**Records about charts and figures**:
-------------------------

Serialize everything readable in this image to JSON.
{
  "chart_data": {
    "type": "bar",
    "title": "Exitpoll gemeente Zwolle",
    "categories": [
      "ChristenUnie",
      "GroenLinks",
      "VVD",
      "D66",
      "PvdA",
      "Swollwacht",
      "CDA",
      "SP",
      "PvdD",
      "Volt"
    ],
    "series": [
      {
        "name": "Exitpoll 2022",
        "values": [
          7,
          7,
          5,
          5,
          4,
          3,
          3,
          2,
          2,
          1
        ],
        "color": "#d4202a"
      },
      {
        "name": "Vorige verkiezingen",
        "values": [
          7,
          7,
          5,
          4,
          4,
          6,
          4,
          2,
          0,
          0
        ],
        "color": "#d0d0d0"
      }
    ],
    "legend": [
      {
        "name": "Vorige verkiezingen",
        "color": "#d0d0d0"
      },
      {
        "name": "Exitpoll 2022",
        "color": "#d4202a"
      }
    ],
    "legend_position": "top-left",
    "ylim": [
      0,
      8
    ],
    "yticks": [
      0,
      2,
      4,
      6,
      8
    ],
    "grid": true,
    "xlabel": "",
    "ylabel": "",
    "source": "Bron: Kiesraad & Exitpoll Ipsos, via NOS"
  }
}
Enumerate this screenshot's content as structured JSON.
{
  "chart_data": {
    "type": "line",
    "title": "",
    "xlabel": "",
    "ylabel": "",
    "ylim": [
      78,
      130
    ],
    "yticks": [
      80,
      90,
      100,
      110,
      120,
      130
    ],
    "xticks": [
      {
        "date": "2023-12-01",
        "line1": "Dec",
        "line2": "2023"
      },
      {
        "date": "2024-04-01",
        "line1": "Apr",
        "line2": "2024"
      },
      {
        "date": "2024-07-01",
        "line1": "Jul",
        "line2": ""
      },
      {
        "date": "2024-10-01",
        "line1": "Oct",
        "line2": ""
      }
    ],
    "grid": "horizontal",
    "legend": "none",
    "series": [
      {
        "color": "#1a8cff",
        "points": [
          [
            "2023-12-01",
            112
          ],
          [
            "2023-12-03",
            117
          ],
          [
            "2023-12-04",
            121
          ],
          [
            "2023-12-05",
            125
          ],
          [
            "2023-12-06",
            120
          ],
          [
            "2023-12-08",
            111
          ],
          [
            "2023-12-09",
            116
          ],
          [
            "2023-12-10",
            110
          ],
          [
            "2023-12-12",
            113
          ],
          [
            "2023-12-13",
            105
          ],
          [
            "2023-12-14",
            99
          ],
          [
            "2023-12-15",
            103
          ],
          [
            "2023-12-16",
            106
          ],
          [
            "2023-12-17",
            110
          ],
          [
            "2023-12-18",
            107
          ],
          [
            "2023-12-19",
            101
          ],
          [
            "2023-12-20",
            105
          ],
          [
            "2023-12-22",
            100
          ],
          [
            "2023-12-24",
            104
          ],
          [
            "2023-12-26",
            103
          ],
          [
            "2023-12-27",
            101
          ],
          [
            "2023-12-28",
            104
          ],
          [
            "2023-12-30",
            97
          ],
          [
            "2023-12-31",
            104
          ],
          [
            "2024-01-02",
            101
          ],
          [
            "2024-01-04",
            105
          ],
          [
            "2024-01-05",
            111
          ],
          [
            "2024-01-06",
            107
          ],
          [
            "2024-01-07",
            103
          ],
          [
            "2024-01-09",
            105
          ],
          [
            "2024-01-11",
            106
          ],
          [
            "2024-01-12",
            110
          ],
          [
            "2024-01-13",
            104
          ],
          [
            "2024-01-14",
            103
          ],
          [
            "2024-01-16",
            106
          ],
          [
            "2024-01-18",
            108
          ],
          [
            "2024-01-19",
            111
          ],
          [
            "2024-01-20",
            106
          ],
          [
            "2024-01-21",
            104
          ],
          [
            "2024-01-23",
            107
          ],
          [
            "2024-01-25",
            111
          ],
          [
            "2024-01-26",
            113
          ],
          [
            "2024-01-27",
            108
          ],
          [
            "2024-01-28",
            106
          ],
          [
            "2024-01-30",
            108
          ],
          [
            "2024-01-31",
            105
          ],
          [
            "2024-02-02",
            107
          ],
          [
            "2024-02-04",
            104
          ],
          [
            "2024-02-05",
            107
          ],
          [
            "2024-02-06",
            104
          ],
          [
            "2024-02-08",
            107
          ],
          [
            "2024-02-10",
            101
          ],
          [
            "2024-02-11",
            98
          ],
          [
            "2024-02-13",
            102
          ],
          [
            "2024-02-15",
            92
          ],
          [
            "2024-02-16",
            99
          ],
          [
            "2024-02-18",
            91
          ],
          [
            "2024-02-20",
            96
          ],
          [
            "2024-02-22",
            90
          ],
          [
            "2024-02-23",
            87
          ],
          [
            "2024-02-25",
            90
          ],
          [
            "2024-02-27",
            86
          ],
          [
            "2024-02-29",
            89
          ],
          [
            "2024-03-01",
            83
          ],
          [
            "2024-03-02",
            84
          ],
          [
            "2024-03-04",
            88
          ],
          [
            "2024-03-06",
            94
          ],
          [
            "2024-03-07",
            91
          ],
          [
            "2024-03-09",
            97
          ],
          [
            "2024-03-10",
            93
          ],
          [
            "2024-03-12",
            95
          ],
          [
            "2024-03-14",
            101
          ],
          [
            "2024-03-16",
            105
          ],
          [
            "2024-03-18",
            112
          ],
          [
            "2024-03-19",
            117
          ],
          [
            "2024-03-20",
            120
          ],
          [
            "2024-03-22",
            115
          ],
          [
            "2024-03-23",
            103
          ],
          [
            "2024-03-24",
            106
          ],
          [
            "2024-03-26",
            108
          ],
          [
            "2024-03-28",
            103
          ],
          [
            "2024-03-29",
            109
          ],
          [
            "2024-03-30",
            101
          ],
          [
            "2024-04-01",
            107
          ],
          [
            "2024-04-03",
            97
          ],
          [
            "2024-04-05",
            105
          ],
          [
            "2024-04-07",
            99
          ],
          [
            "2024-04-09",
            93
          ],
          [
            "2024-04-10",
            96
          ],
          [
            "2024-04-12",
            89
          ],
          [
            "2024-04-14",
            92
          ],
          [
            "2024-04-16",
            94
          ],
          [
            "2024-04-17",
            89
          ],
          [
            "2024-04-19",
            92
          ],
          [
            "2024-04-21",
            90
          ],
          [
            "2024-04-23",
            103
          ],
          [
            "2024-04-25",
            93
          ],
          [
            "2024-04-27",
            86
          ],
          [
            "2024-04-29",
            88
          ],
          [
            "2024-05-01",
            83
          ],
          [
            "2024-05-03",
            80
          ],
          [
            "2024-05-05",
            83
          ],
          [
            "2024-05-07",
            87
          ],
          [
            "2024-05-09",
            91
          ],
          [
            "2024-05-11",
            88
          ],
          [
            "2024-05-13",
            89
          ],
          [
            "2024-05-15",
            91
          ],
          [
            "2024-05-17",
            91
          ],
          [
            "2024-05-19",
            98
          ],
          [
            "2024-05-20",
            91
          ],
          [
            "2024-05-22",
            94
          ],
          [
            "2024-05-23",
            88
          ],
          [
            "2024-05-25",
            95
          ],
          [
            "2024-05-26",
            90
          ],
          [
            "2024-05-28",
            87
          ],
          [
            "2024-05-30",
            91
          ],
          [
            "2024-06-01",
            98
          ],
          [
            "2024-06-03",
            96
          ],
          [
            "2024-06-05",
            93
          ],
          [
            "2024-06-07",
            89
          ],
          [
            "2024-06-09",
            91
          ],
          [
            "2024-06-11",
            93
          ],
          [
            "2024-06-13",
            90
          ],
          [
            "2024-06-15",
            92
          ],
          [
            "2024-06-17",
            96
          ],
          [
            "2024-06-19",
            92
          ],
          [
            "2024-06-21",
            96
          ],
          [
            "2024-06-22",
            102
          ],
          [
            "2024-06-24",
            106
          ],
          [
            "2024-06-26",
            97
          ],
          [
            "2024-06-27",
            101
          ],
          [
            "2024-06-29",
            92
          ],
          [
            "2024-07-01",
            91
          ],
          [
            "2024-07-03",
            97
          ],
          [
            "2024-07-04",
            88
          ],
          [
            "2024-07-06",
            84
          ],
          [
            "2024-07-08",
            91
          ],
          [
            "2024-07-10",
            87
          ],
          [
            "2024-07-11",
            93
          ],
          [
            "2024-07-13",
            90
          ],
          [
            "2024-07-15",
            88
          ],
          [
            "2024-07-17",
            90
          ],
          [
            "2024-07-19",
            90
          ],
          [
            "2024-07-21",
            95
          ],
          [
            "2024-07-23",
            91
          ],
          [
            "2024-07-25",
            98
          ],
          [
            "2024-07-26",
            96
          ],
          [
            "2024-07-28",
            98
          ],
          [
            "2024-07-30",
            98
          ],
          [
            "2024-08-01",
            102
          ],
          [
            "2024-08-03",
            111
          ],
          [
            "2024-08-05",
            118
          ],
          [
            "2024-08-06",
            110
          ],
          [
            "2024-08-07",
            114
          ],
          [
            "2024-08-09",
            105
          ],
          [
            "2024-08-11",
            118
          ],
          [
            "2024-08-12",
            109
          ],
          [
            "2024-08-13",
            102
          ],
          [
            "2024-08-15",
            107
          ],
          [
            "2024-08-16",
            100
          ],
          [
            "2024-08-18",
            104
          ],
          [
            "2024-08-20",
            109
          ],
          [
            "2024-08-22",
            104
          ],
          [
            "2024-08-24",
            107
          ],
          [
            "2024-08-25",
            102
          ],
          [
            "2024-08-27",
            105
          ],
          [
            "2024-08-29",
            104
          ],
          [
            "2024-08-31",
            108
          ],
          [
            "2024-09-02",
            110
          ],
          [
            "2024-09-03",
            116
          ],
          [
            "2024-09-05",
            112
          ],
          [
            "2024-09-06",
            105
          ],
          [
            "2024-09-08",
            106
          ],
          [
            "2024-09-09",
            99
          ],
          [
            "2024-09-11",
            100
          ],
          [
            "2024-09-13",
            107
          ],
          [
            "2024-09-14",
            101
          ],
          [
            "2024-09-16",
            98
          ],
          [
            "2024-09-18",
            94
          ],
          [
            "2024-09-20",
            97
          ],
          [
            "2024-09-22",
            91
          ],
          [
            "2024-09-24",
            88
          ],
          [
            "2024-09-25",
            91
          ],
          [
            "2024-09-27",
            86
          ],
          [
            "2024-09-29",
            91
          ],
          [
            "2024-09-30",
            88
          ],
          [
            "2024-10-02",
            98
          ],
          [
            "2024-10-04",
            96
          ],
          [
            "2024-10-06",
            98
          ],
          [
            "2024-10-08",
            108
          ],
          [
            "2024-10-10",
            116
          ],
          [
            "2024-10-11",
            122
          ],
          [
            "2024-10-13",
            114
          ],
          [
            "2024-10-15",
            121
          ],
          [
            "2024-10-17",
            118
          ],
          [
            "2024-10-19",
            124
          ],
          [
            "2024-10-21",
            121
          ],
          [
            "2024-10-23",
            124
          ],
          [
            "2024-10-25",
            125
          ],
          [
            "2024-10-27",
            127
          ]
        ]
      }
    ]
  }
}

-------------------------

**Task objective**: Locate the word "date" in the records and collect each line it appears in.

**The completed task**:
        "date": "2023-12-01",
        "date": "2024-04-01",
        "date": "2024-07-01",
        "date": "2024-10-01",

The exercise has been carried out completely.